### Exercise
In this exercise, return the whole listing exactly, excluding any images.

### Data for this exercise
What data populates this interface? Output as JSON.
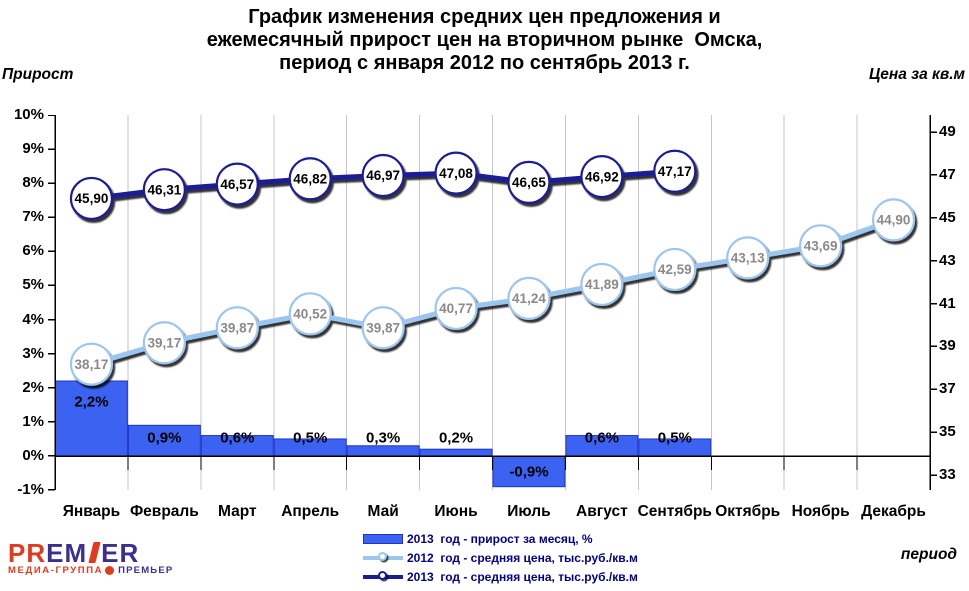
{
  "title": {
    "lines": [
      "График изменения средних цен предложения и",
      "ежемесячный прирост цен на вторичном рынке  Омска,",
      "период с января 2012 по сентябрь 2013 г."
    ]
  },
  "axes": {
    "left_title": "Прирост",
    "right_title": "Цена за кв.м",
    "x_title": "период",
    "left_ticks": [
      "10%",
      "9%",
      "8%",
      "7%",
      "6%",
      "5%",
      "4%",
      "3%",
      "2%",
      "1%",
      "0%",
      "-1%"
    ],
    "right_ticks": [
      "49",
      "47",
      "45",
      "43",
      "41",
      "39",
      "37",
      "35",
      "33"
    ]
  },
  "chart_data": {
    "type": "combo-bar-line",
    "categories": [
      "Январь",
      "Февраль",
      "Март",
      "Апрель",
      "Май",
      "Июнь",
      "Июль",
      "Август",
      "Сентябрь",
      "Октябрь",
      "Ноябрь",
      "Декабрь"
    ],
    "left_axis": {
      "label": "Прирост",
      "range": [
        -1,
        10
      ],
      "tick_step": 1,
      "unit": "%"
    },
    "right_axis": {
      "label": "Цена за кв.м",
      "range": [
        33,
        49
      ],
      "tick_step": 2,
      "unit": "тыс.руб./кв.м"
    },
    "grid": "vertical-only",
    "legend_position": "bottom-center",
    "series": [
      {
        "name": "2013  год - прирост за месяц, %",
        "type": "bar",
        "axis": "left",
        "values": [
          2.2,
          0.9,
          0.6,
          0.5,
          0.3,
          0.2,
          -0.9,
          0.6,
          0.5,
          null,
          null,
          null
        ],
        "labels": [
          "2,2%",
          "0,9%",
          "0,6%",
          "0,5%",
          "0,3%",
          "0,2%",
          "-0,9%",
          "0,6%",
          "0,5%",
          null,
          null,
          null
        ]
      },
      {
        "name": "2012  год - средняя цена, тыс.руб./кв.м",
        "type": "line",
        "axis": "right",
        "values": [
          38.17,
          39.17,
          39.87,
          40.52,
          39.87,
          40.77,
          41.24,
          41.89,
          42.59,
          43.13,
          43.69,
          44.9
        ],
        "labels": [
          "38,17",
          "39,17",
          "39,87",
          "40,52",
          "39,87",
          "40,77",
          "41,24",
          "41,89",
          "42,59",
          "43,13",
          "43,69",
          "44,90"
        ]
      },
      {
        "name": "2013  год - средняя цена, тыс.руб./кв.м",
        "type": "line",
        "axis": "right",
        "values": [
          45.9,
          46.31,
          46.57,
          46.82,
          46.97,
          47.08,
          46.65,
          46.92,
          47.17,
          null,
          null,
          null
        ],
        "labels": [
          "45,90",
          "46,31",
          "46,57",
          "46,82",
          "46,97",
          "47,08",
          "46,65",
          "46,92",
          "47,17",
          null,
          null,
          null
        ]
      }
    ]
  },
  "legend": {
    "items": [
      {
        "swatch": "bar",
        "label": "2013  год - прирост за месяц, %"
      },
      {
        "swatch": "line-light",
        "label": "2012  год - средняя цена, тыс.руб./кв.м"
      },
      {
        "swatch": "line-dark",
        "label": "2013  год - средняя цена, тыс.руб./кв.м"
      }
    ]
  },
  "logo": {
    "part1": "PR",
    "part2": "EM",
    "part3": "ER",
    "sub1": "МЕДИА-ГРУППА",
    "sub2": "ПРЕМЬЕР"
  },
  "colors": {
    "bar_fill": "#3b62f0",
    "bar_border": "#2233cc",
    "line_2012": "#9cc6f0",
    "line_2013": "#1c1c96",
    "point_fill": "#ffffff",
    "label_2012": "#8a8a8a",
    "label_2013": "#000000",
    "grid": "#c6c6c6",
    "axis": "#000000",
    "legend_text": "#00008b",
    "logo_red": "#e23a1d",
    "logo_purple": "#3b2f8f"
  }
}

### The output
What data populates this interface? Output as JSON.
{
  "title": {
    "lines": [
      "График изменения средних цен предложения и",
      "ежемесячный прирост цен на вторичном рынке  Омска,",
      "период с января 2012 по сентябрь 2013 г."
    ]
  },
  "axes": {
    "left_title": "Прирост",
    "right_title": "Цена за кв.м",
    "x_title": "период",
    "left_ticks": [
      "10%",
      "9%",
      "8%",
      "7%",
      "6%",
      "5%",
      "4%",
      "3%",
      "2%",
      "1%",
      "0%",
      "-1%"
    ],
    "right_ticks": [
      "49",
      "47",
      "45",
      "43",
      "41",
      "39",
      "37",
      "35",
      "33"
    ]
  },
  "chart_data": {
    "type": "combo-bar-line",
    "categories": [
      "Январь",
      "Февраль",
      "Март",
      "Апрель",
      "Май",
      "Июнь",
      "Июль",
      "Август",
      "Сентябрь",
      "Октябрь",
      "Ноябрь",
      "Декабрь"
    ],
    "left_axis": {
      "label": "Прирост",
      "range": [
        -1,
        10
      ],
      "tick_step": 1,
      "unit": "%"
    },
    "right_axis": {
      "label": "Цена за кв.м",
      "range": [
        33,
        49
      ],
      "tick_step": 2,
      "unit": "тыс.руб./кв.м"
    },
    "grid": "vertical-only",
    "legend_position": "bottom-center",
    "series": [
      {
        "name": "2013  год - прирост за месяц, %",
        "type": "bar",
        "axis": "left",
        "values": [
          2.2,
          0.9,
          0.6,
          0.5,
          0.3,
          0.2,
          -0.9,
          0.6,
          0.5,
          null,
          null,
          null
        ],
        "labels": [
          "2,2%",
          "0,9%",
          "0,6%",
          "0,5%",
          "0,3%",
          "0,2%",
          "-0,9%",
          "0,6%",
          "0,5%",
          null,
          null,
          null
        ]
      },
      {
        "name": "2012  год - средняя цена, тыс.руб./кв.м",
        "type": "line",
        "axis": "right",
        "values": [
          38.17,
          39.17,
          39.87,
          40.52,
          39.87,
          40.77,
          41.24,
          41.89,
          42.59,
          43.13,
          43.69,
          44.9
        ],
        "labels": [
          "38,17",
          "39,17",
          "39,87",
          "40,52",
          "39,87",
          "40,77",
          "41,24",
          "41,89",
          "42,59",
          "43,13",
          "43,69",
          "44,90"
        ]
      },
      {
        "name": "2013  год - средняя цена, тыс.руб./кв.м",
        "type": "line",
        "axis": "right",
        "values": [
          45.9,
          46.31,
          46.57,
          46.82,
          46.97,
          47.08,
          46.65,
          46.92,
          47.17,
          null,
          null,
          null
        ],
        "labels": [
          "45,90",
          "46,31",
          "46,57",
          "46,82",
          "46,97",
          "47,08",
          "46,65",
          "46,92",
          "47,17",
          null,
          null,
          null
        ]
      }
    ]
  },
  "legend": {
    "items": [
      {
        "swatch": "bar",
        "label": "2013  год - прирост за месяц, %"
      },
      {
        "swatch": "line-light",
        "label": "2012  год - средняя цена, тыс.руб./кв.м"
      },
      {
        "swatch": "line-dark",
        "label": "2013  год - средняя цена, тыс.руб./кв.м"
      }
    ]
  },
  "logo": {
    "part1": "PR",
    "part2": "EM",
    "part3": "ER",
    "sub1": "МЕДИА-ГРУППА",
    "sub2": "ПРЕМЬЕР"
  },
  "colors": {
    "bar_fill": "#3b62f0",
    "bar_border": "#2233cc",
    "line_2012": "#9cc6f0",
    "line_2013": "#1c1c96",
    "point_fill": "#ffffff",
    "label_2012": "#8a8a8a",
    "label_2013": "#000000",
    "grid": "#c6c6c6",
    "axis": "#000000",
    "legend_text": "#00008b",
    "logo_red": "#e23a1d",
    "logo_purple": "#3b2f8f"
  }
}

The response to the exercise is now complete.